**Task details**
Pick every line with "independent" from the material below.

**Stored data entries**
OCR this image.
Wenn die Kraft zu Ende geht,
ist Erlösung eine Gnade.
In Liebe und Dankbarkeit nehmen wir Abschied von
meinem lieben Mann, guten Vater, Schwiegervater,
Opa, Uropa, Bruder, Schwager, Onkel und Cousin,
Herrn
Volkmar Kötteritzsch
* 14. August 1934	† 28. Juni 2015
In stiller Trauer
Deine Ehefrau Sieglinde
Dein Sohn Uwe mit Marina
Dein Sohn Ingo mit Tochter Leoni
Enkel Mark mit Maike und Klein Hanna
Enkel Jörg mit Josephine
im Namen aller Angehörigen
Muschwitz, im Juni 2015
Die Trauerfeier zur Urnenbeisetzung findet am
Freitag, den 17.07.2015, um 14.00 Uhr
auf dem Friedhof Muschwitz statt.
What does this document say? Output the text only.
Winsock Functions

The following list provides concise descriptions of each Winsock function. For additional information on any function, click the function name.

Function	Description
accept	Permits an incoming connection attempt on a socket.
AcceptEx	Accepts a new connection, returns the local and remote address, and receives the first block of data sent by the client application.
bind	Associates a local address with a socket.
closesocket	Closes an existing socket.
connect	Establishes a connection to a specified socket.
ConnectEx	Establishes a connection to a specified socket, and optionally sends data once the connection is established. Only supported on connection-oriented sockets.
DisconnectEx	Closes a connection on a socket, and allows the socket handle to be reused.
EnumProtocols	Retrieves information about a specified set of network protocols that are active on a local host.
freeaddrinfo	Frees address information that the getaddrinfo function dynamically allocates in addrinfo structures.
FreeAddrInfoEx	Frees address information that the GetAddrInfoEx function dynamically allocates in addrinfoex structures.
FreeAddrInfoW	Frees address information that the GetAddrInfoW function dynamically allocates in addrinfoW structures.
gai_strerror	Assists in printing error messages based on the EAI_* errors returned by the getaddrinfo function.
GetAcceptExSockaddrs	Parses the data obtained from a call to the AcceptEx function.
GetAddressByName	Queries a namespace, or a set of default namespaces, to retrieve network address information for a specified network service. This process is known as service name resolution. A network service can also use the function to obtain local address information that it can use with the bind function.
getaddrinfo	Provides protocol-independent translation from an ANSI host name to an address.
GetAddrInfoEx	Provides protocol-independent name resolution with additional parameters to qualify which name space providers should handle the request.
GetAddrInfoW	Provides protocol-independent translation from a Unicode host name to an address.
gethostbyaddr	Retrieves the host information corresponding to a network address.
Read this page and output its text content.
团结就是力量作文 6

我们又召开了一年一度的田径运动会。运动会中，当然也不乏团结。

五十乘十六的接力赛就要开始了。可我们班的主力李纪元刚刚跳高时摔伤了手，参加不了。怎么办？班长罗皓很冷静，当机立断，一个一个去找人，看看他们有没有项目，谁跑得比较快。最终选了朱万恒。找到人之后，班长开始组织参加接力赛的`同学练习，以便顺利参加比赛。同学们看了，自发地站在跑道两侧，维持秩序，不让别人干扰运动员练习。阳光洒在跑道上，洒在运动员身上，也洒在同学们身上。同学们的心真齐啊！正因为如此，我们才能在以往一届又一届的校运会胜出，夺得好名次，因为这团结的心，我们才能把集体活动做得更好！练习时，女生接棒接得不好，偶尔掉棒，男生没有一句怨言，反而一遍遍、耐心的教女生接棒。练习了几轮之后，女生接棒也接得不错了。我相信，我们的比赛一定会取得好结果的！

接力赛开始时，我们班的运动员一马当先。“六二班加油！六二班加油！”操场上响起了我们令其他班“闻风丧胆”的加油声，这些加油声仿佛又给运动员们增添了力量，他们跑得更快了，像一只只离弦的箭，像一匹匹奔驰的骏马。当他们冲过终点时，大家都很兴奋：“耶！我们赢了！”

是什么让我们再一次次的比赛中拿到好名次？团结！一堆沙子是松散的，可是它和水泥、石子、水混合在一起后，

**Complete response**
getaddrinfo	Provides protocol-independent translation from an ANSI host name to an address.
GetAddrInfoEx	Provides protocol-independent name resolution with additional parameters to qualify which name space providers should handle the request.
GetAddrInfoW	Provides protocol-independent translation from a Unicode host name to an address.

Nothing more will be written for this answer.